(Data extracted from a collection)
--- start ---
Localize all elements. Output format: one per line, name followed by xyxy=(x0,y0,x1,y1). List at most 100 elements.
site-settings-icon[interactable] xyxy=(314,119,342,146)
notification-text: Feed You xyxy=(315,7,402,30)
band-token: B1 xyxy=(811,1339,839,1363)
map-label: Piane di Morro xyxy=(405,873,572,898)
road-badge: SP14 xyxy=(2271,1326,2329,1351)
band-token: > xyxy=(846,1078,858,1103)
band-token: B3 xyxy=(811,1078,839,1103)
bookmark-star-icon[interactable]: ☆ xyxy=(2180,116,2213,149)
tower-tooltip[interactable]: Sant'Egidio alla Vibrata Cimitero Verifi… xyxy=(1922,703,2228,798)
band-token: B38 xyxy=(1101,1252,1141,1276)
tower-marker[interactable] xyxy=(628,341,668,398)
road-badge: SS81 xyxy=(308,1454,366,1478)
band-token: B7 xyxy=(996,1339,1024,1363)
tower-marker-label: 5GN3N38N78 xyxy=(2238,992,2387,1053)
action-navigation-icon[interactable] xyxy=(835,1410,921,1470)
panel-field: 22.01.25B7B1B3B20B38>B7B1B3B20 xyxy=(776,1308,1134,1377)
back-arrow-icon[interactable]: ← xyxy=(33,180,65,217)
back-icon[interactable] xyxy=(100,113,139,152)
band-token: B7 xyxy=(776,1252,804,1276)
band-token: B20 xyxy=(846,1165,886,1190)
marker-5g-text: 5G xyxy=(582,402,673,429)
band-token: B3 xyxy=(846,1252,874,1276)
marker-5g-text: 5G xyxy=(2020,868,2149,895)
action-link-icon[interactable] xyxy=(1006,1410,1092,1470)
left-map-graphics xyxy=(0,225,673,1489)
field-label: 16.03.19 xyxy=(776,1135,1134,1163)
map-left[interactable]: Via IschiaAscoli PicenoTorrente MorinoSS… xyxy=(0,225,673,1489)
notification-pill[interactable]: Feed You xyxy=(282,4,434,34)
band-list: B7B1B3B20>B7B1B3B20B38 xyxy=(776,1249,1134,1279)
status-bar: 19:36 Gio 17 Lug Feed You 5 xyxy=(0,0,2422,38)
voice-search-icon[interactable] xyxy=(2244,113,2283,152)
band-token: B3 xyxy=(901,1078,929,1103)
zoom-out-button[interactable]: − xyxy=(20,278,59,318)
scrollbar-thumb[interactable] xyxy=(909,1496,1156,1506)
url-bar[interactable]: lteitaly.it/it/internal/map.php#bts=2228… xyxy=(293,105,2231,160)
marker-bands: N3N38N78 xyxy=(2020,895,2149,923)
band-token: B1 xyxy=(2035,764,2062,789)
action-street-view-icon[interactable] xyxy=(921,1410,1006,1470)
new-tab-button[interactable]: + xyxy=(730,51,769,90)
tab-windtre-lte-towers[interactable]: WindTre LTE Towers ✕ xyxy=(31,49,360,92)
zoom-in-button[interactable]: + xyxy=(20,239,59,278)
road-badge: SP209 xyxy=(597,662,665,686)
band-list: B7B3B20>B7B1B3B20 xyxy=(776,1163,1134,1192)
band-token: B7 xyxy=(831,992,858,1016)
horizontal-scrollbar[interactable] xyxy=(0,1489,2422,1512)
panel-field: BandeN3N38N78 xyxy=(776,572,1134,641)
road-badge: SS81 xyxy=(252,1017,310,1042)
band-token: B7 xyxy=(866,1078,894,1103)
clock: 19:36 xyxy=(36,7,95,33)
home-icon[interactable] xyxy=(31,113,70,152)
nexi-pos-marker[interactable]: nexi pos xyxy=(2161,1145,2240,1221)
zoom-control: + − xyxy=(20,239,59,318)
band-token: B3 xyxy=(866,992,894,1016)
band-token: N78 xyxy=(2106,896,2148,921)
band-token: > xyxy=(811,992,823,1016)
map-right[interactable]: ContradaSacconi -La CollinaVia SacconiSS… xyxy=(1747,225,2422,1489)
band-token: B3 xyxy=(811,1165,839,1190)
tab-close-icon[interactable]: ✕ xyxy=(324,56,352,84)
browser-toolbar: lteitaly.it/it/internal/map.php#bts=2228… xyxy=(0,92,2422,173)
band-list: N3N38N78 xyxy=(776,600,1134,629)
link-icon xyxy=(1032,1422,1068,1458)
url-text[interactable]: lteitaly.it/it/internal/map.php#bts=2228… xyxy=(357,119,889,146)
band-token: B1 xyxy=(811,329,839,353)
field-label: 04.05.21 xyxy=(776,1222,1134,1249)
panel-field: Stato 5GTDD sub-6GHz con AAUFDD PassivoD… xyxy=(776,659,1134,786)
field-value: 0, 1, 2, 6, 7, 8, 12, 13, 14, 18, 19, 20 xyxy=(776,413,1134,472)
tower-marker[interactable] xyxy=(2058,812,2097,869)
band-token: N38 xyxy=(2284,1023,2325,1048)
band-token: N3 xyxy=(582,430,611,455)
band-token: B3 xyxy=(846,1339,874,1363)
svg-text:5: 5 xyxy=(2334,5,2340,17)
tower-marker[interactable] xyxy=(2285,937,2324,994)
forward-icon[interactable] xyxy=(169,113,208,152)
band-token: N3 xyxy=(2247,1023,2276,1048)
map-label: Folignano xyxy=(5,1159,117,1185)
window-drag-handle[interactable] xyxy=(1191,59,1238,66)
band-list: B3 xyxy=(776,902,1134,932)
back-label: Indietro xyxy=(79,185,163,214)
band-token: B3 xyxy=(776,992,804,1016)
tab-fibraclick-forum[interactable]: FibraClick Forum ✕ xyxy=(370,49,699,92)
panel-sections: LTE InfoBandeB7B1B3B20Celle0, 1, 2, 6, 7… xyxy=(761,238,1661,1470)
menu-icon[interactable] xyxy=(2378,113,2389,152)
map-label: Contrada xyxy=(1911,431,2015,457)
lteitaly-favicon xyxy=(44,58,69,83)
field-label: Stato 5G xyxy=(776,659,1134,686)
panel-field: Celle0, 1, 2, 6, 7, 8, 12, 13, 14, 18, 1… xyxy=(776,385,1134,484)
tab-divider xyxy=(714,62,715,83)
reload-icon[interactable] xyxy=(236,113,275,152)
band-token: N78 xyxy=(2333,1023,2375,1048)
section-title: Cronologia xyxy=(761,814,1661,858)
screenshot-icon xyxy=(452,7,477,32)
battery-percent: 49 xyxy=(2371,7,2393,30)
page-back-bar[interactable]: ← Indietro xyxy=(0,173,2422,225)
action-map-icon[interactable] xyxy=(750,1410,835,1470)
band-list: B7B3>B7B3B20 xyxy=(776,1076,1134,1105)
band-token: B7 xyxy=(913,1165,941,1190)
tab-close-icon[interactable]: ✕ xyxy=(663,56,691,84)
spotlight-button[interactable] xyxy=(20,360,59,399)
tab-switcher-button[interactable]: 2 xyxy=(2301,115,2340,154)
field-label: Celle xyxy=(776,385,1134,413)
--- end ---
_Exercise directions_: Render every line from the start of the records through the line with "band-token: B7 xyxy=(996,1339,1024,1363)", including both ends, as a JSON list of strings with one string per line and blank lines left out.

_Solution to the problem_:
[
  "Localize all elements. Output format: one per line, name followed by xyxy=(x0,y0,x1,y1). List at most 100 elements.",
  "site-settings-icon[interactable] xyxy=(314,119,342,146)",
  "notification-text: Feed You xyxy=(315,7,402,30)",
  "band-token: B1 xyxy=(811,1339,839,1363)",
  "map-label: Piane di Morro xyxy=(405,873,572,898)",
  "road-badge: SP14 xyxy=(2271,1326,2329,1351)",
  "band-token: > xyxy=(846,1078,858,1103)",
  "band-token: B3 xyxy=(811,1078,839,1103)",
  "bookmark-star-icon[interactable]: ☆ xyxy=(2180,116,2213,149)",
  "tower-tooltip[interactable]: Sant'Egidio alla Vibrata Cimitero Verifi… xyxy=(1922,703,2228,798)",
  "band-token: B38 xyxy=(1101,1252,1141,1276)",
  "tower-marker[interactable] xyxy=(628,341,668,398)",
  "road-badge: SS81 xyxy=(308,1454,366,1478)",
  "band-token: B7 xyxy=(996,1339,1024,1363)"
]